__DESCRIPTION OF THE TASK__
Search the records for the word "this" and pick out every line that has it.

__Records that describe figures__

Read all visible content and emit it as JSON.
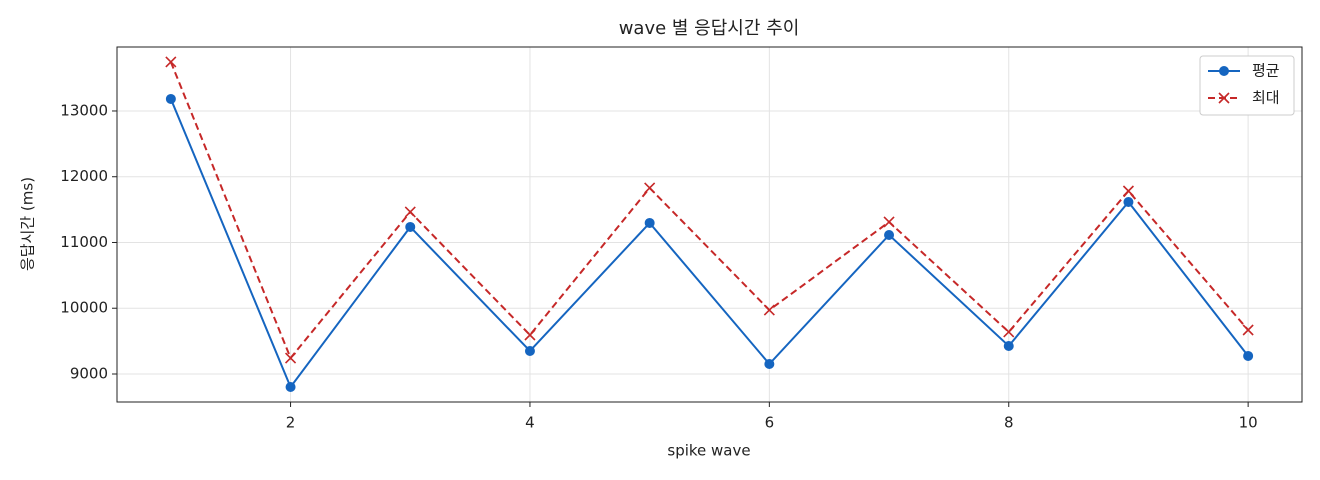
{
  "chart_data": {
    "type": "line",
    "title": "wave 별 응답시간 추이",
    "x_label": "spike wave",
    "y_label": "응답시간 (ms)",
    "x": [
      1,
      2,
      3,
      4,
      5,
      6,
      7,
      8,
      9,
      10
    ],
    "series": [
      {
        "name": "평균",
        "color": "#1565c0",
        "marker": "o",
        "linestyle": "solid",
        "values": [
          13183,
          8802,
          11236,
          9350,
          11297,
          9152,
          11114,
          9426,
          11616,
          9274
        ]
      },
      {
        "name": "최대",
        "color": "#c62828",
        "marker": "x",
        "linestyle": "dashed",
        "values": [
          13745,
          9243,
          11464,
          9593,
          11829,
          9973,
          11312,
          9639,
          11783,
          9669
        ]
      }
    ],
    "xlim": [
      0.55,
      10.45
    ],
    "xticks": [
      2,
      4,
      6,
      8,
      10
    ],
    "ylim": [
      8574,
      13973
    ],
    "yticks": [
      9000,
      10000,
      11000,
      12000,
      13000
    ],
    "grid": true,
    "legend": "upper right"
  }
}
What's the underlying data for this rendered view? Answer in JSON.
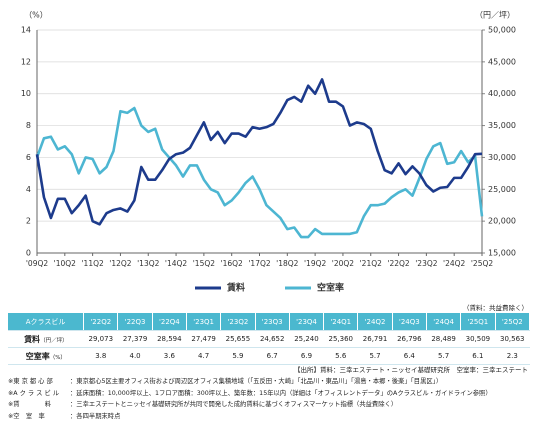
{
  "chart_data": {
    "type": "line",
    "y_label": "（%）",
    "y2_label": "（円／坪）",
    "categories": [
      "'09Q2",
      null,
      null,
      null,
      "'10Q2",
      null,
      null,
      null,
      "'11Q2",
      null,
      null,
      null,
      "'12Q2",
      null,
      null,
      null,
      "'13Q2",
      null,
      null,
      null,
      "'14Q2",
      null,
      null,
      null,
      "'15Q2",
      null,
      null,
      null,
      "'16Q2",
      null,
      null,
      null,
      "'17Q2",
      null,
      null,
      null,
      "'18Q2",
      null,
      null,
      null,
      "'19Q2",
      null,
      null,
      null,
      "'20Q2",
      null,
      null,
      null,
      "'21Q2",
      null,
      null,
      null,
      "'22Q2",
      null,
      null,
      null,
      "'23Q2",
      null,
      null,
      null,
      "'24Q2",
      null,
      null,
      null,
      "'25Q2"
    ],
    "series": [
      {
        "name": "賃料",
        "color": "#1d3b8c",
        "axis": "y2",
        "values": [
          30500,
          23750,
          20500,
          23500,
          23500,
          21250,
          22500,
          24000,
          20000,
          19500,
          21250,
          21750,
          22000,
          21500,
          23250,
          28500,
          26500,
          26500,
          28000,
          29750,
          30500,
          30750,
          31500,
          33500,
          35500,
          32750,
          34000,
          32250,
          33750,
          33750,
          33250,
          34750,
          34500,
          34750,
          35250,
          37000,
          39000,
          39500,
          38750,
          41250,
          40000,
          42250,
          38750,
          38750,
          38000,
          35000,
          35500,
          35250,
          34500,
          31000,
          28000,
          27500,
          29073,
          27379,
          28594,
          27479,
          25655,
          24652,
          25240,
          25360,
          26791,
          26796,
          28489,
          30509,
          30563
        ]
      },
      {
        "name": "空室率",
        "color": "#4db6d2",
        "values": [
          6.0,
          7.2,
          7.3,
          6.5,
          6.7,
          6.2,
          5.0,
          6.0,
          5.9,
          5.0,
          5.4,
          6.4,
          8.9,
          8.8,
          9.1,
          8.0,
          7.6,
          7.8,
          6.5,
          6.0,
          5.5,
          4.8,
          5.5,
          5.5,
          4.6,
          4.0,
          3.8,
          3.0,
          3.3,
          3.8,
          4.4,
          4.8,
          4.0,
          3.0,
          2.6,
          2.2,
          1.5,
          1.6,
          1.0,
          1.0,
          1.5,
          1.2,
          1.2,
          1.2,
          1.2,
          1.2,
          1.3,
          2.3,
          3.0,
          3.0,
          3.1,
          3.5,
          3.8,
          4.0,
          3.6,
          4.7,
          5.9,
          6.7,
          6.9,
          5.6,
          5.7,
          6.4,
          5.7,
          6.1,
          2.3
        ]
      }
    ],
    "ylim": [
      0,
      14
    ],
    "yticks": [
      0,
      2,
      4,
      6,
      8,
      10,
      12,
      14
    ],
    "y2lim": [
      15000,
      50000
    ],
    "y2ticks": [
      {
        "value": 15000,
        "label": "15,000"
      },
      {
        "value": 20000,
        "label": "20,000"
      },
      {
        "value": 25000,
        "label": "25,000"
      },
      {
        "value": 30000,
        "label": "30,000"
      },
      {
        "value": 35000,
        "label": "35,000"
      },
      {
        "value": 40000,
        "label": "40,000"
      },
      {
        "value": 45000,
        "label": "45,000"
      },
      {
        "value": 50000,
        "label": "50,000"
      }
    ],
    "grid": true,
    "legend": "bottom"
  },
  "table": {
    "note": "（賃料：共益費除く）",
    "header": [
      "Aクラスビル",
      "'22Q2",
      "'22Q3",
      "'22Q4",
      "'23Q1",
      "'23Q2",
      "'23Q3",
      "'23Q4",
      "'24Q1",
      "'24Q2",
      "'24Q3",
      "'24Q4",
      "'25Q1",
      "'25Q2"
    ],
    "rows": [
      {
        "label": "賃料",
        "unit": "（円／坪）",
        "cells": [
          "29,073",
          "27,379",
          "28,594",
          "27,479",
          "25,655",
          "24,652",
          "25,240",
          "25,360",
          "26,791",
          "26,796",
          "28,489",
          "30,509",
          "30,563"
        ]
      },
      {
        "label": "空室率",
        "unit": "（%）",
        "cells": [
          "3.8",
          "4.0",
          "3.6",
          "4.7",
          "5.9",
          "6.7",
          "6.9",
          "5.6",
          "5.7",
          "6.4",
          "5.7",
          "6.1",
          "2.3"
        ]
      }
    ]
  },
  "source": "【出所】賃料：三幸エステート・ニッセイ基礎研究所　空室率：三幸エステート",
  "footnotes": [
    {
      "key": "※東 京 都 心 部",
      "text": "：東京都心5区主要オフィス街および周辺区オフィス集積地域（「五反田・大崎」「北品川・東品川」「湯島・本郷・後楽」「目黒区」）"
    },
    {
      "key": "※A ク ラ ス ビ ル",
      "text": "：延床面積：10,000坪以上、1フロア面積：300坪以上、築年数：15年以内（詳細は「オフィスレントデータ」のAクラスビル・ガイドライン参照）"
    },
    {
      "key": "※賃　　　　料",
      "text": "：三幸エステートとニッセイ基礎研究所が共同で開発した成約賃料に基づくオフィスマーケット指標（共益費除く）"
    },
    {
      "key": "※空　室　率",
      "text": "：各四半期末時点"
    }
  ]
}
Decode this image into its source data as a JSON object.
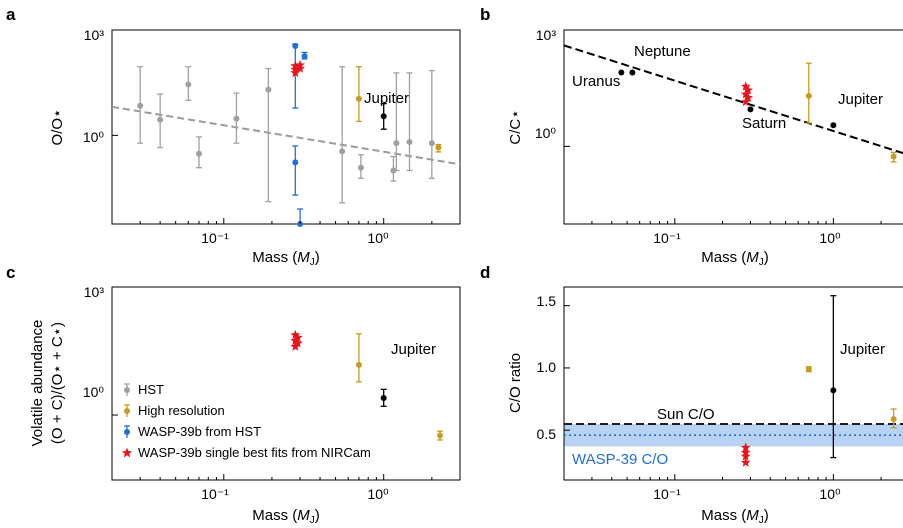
{
  "colors": {
    "hst": "#a0a0a0",
    "high_res": "#c89a1f",
    "wasp_hst": "#1e6fd9",
    "nircam": "#e8141c",
    "solar_system": "#000000",
    "trend": "#9a9a9a",
    "band": "#b8d2f3",
    "wasp_text": "#1e6fd9"
  },
  "chart_data": [
    {
      "panel": "a",
      "type": "scatter",
      "xscale": "log",
      "yscale": "log",
      "xlim": [
        0.02,
        3
      ],
      "ylim": [
        0.003,
        1000
      ],
      "xlabel": "Mass (M_J)",
      "ylabel": "O/O⋆",
      "xticks": [
        "10⁻¹",
        "10⁰"
      ],
      "yticks": [
        "10⁰",
        "10³"
      ],
      "annotations": [
        {
          "text": "Jupiter"
        }
      ],
      "trend": {
        "x": [
          0.02,
          3
        ],
        "y": [
          6.5,
          0.15
        ]
      },
      "series": [
        {
          "name": "HST",
          "points": [
            {
              "x": 0.03,
              "y": 7,
              "lo": 0.6,
              "hi": 90
            },
            {
              "x": 0.04,
              "y": 2.8,
              "lo": 0.45,
              "hi": 15
            },
            {
              "x": 0.06,
              "y": 28,
              "lo": 10,
              "hi": 90
            },
            {
              "x": 0.07,
              "y": 0.3,
              "lo": 0.12,
              "hi": 0.9
            },
            {
              "x": 0.12,
              "y": 3,
              "lo": 0.6,
              "hi": 16
            },
            {
              "x": 0.19,
              "y": 20,
              "lo": 0.013,
              "hi": 80
            },
            {
              "x": 0.55,
              "y": 0.35,
              "lo": 0.012,
              "hi": 90
            },
            {
              "x": 0.72,
              "y": 0.12,
              "lo": 0.06,
              "hi": 0.28
            },
            {
              "x": 1.15,
              "y": 0.1,
              "lo": 0.05,
              "hi": 0.25
            },
            {
              "x": 1.2,
              "y": 0.6,
              "lo": 0.1,
              "hi": 60
            },
            {
              "x": 1.45,
              "y": 0.65,
              "lo": 0.1,
              "hi": 60
            },
            {
              "x": 2.0,
              "y": 0.6,
              "lo": 0.06,
              "hi": 70
            }
          ]
        },
        {
          "name": "High resolution",
          "points": [
            {
              "x": 0.7,
              "y": 11,
              "lo": 2.5,
              "hi": 90
            },
            {
              "x": 2.2,
              "y": 0.45,
              "lo": 0.34,
              "hi": 0.55
            }
          ]
        },
        {
          "name": "WASP-39b from HST",
          "points": [
            {
              "x": 0.28,
              "y": 350,
              "lo": 6,
              "hi": 400
            },
            {
              "x": 0.32,
              "y": 180,
              "lo": 150,
              "hi": 230
            },
            {
              "x": 0.28,
              "y": 0.17,
              "lo": 0.02,
              "hi": 0.5
            },
            {
              "x": 0.3,
              "y": 0.003,
              "lo": 0.003,
              "hi": 0.008
            }
          ]
        },
        {
          "name": "WASP-39b single best fits from NIRCam",
          "points": [
            {
              "x": 0.28,
              "y": 95
            },
            {
              "x": 0.28,
              "y": 75
            },
            {
              "x": 0.28,
              "y": 60
            },
            {
              "x": 0.3,
              "y": 100
            },
            {
              "x": 0.3,
              "y": 80
            }
          ]
        },
        {
          "name": "",
          "points": [
            {
              "x": 1.0,
              "y": 3.5,
              "lo": 1.5,
              "hi": 8
            }
          ]
        }
      ]
    },
    {
      "panel": "b",
      "type": "scatter",
      "xscale": "log",
      "yscale": "log",
      "xlim": [
        0.02,
        3
      ],
      "ylim": [
        0.01,
        1000
      ],
      "xlabel": "Mass (M_J)",
      "ylabel": "C/C⋆",
      "xticks": [
        "10⁻¹",
        "10⁰"
      ],
      "yticks": [
        "10⁰",
        "10³"
      ],
      "annotations": [
        {
          "text": "Neptune"
        },
        {
          "text": "Uranus"
        },
        {
          "text": "Saturn"
        },
        {
          "text": "Jupiter"
        }
      ],
      "trend": {
        "x": [
          0.02,
          3
        ],
        "y": [
          400,
          0.6
        ]
      },
      "series": [
        {
          "name": "Uranus",
          "points": [
            {
              "x": 0.046,
              "y": 80
            }
          ]
        },
        {
          "name": "Neptune",
          "points": [
            {
              "x": 0.054,
              "y": 80
            }
          ]
        },
        {
          "name": "Saturn",
          "points": [
            {
              "x": 0.3,
              "y": 9
            }
          ]
        },
        {
          "name": "Jupiter",
          "points": [
            {
              "x": 1.0,
              "y": 3.5
            }
          ]
        },
        {
          "name": "High resolution",
          "points": [
            {
              "x": 0.7,
              "y": 20,
              "lo": 4,
              "hi": 140
            },
            {
              "x": 2.4,
              "y": 0.55,
              "lo": 0.4,
              "hi": 0.7
            }
          ]
        },
        {
          "name": "WASP-39b single best fits from NIRCam",
          "points": [
            {
              "x": 0.28,
              "y": 35
            },
            {
              "x": 0.28,
              "y": 22
            },
            {
              "x": 0.28,
              "y": 14
            },
            {
              "x": 0.29,
              "y": 28
            },
            {
              "x": 0.29,
              "y": 18
            }
          ]
        }
      ]
    },
    {
      "panel": "c",
      "type": "scatter",
      "xscale": "log",
      "yscale": "log",
      "xlim": [
        0.02,
        3
      ],
      "ylim": [
        0.03,
        1000
      ],
      "xlabel": "Mass (M_J)",
      "ylabel_lines": [
        "Volatile abundance",
        "(O + C)/(O⋆ + C⋆)"
      ],
      "xticks": [
        "10⁻¹",
        "10⁰"
      ],
      "yticks": [
        "10⁰",
        "10³"
      ],
      "annotations": [
        {
          "text": "Jupiter"
        }
      ],
      "series": [
        {
          "name": "HST",
          "points": []
        },
        {
          "name": "High resolution",
          "points": [
            {
              "x": 0.7,
              "y": 15,
              "lo": 6,
              "hi": 80
            },
            {
              "x": 2.25,
              "y": 0.33,
              "lo": 0.26,
              "hi": 0.42
            }
          ]
        },
        {
          "name": "WASP-39b from HST",
          "points": []
        },
        {
          "name": "WASP-39b single best fits from NIRCam",
          "points": [
            {
              "x": 0.28,
              "y": 75
            },
            {
              "x": 0.28,
              "y": 55
            },
            {
              "x": 0.28,
              "y": 40
            },
            {
              "x": 0.29,
              "y": 65
            },
            {
              "x": 0.29,
              "y": 48
            }
          ]
        },
        {
          "name": "",
          "points": [
            {
              "x": 1.0,
              "y": 2.5,
              "lo": 1.6,
              "hi": 4
            }
          ]
        }
      ],
      "legend": {
        "placement": "lower-left",
        "entries": [
          {
            "label": "HST",
            "marker": "dot-err",
            "color_key": "hst"
          },
          {
            "label": "High resolution",
            "marker": "dot-err",
            "color_key": "high_res"
          },
          {
            "label": "WASP-39b from HST",
            "marker": "dot-err",
            "color_key": "wasp_hst"
          },
          {
            "label": "WASP-39b single best fits from NIRCam",
            "marker": "star",
            "color_key": "nircam"
          }
        ]
      }
    },
    {
      "panel": "d",
      "type": "scatter",
      "xscale": "log",
      "yscale": "linear",
      "xlim": [
        0.02,
        3
      ],
      "ylim": [
        0.1,
        1.65
      ],
      "xlabel": "Mass (M_J)",
      "ylabel": "C/O ratio",
      "xticks": [
        "10⁻¹",
        "10⁰"
      ],
      "yticks": [
        "0.5",
        "1.0",
        "1.5"
      ],
      "annotations": [
        {
          "text": "Jupiter"
        },
        {
          "text": "Sun C/O"
        },
        {
          "text": "WASP-39 C/O"
        }
      ],
      "sun_co": 0.55,
      "wasp39_co": {
        "center": 0.46,
        "lo": 0.37,
        "hi": 0.55
      },
      "series": [
        {
          "name": "Jupiter",
          "points": [
            {
              "x": 1.0,
              "y": 0.82,
              "lo": 0.28,
              "hi": 1.58
            }
          ]
        },
        {
          "name": "High resolution",
          "points": [
            {
              "x": 0.7,
              "y": 0.99,
              "lo": 0.97,
              "hi": 1.01
            },
            {
              "x": 2.4,
              "y": 0.59,
              "lo": 0.52,
              "hi": 0.67
            }
          ]
        },
        {
          "name": "WASP-39b single best fits from NIRCam",
          "points": [
            {
              "x": 0.28,
              "y": 0.36
            },
            {
              "x": 0.28,
              "y": 0.32
            },
            {
              "x": 0.28,
              "y": 0.29
            },
            {
              "x": 0.28,
              "y": 0.24
            }
          ]
        }
      ]
    }
  ],
  "text": {
    "panel_a": "a",
    "panel_b": "b",
    "panel_c": "c",
    "panel_d": "d",
    "xlabel_prefix": "Mass (",
    "xlabel_sym": "M",
    "xlabel_sub": "J",
    "xlabel_suffix": ")",
    "ylabel_a": "O/O⋆",
    "ylabel_b": "C/C⋆",
    "ylabel_c1": "Volatile abundance",
    "ylabel_c2": "(O + C)/(O⋆ + C⋆)",
    "ylabel_d": "C/O ratio",
    "tick_1e-1": "10⁻¹",
    "tick_1e0": "10⁰",
    "tick_1e3": "10³",
    "tick_0_5": "0.5",
    "tick_1_0": "1.0",
    "tick_1_5": "1.5",
    "ann_jupiter": "Jupiter",
    "ann_neptune": "Neptune",
    "ann_uranus": "Uranus",
    "ann_saturn": "Saturn",
    "ann_sun_co": "Sun C/O",
    "ann_wasp_co": "WASP-39 C/O",
    "legend_hst": "HST",
    "legend_highres": "High resolution",
    "legend_wasp_hst": "WASP-39b from HST",
    "legend_nircam": "WASP-39b single best fits from NIRCam"
  }
}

__ANSWER FOR THE TASK__
What's the underlying data for this rendered view? Answer in JSON.
Decode this image into its source data as a JSON object.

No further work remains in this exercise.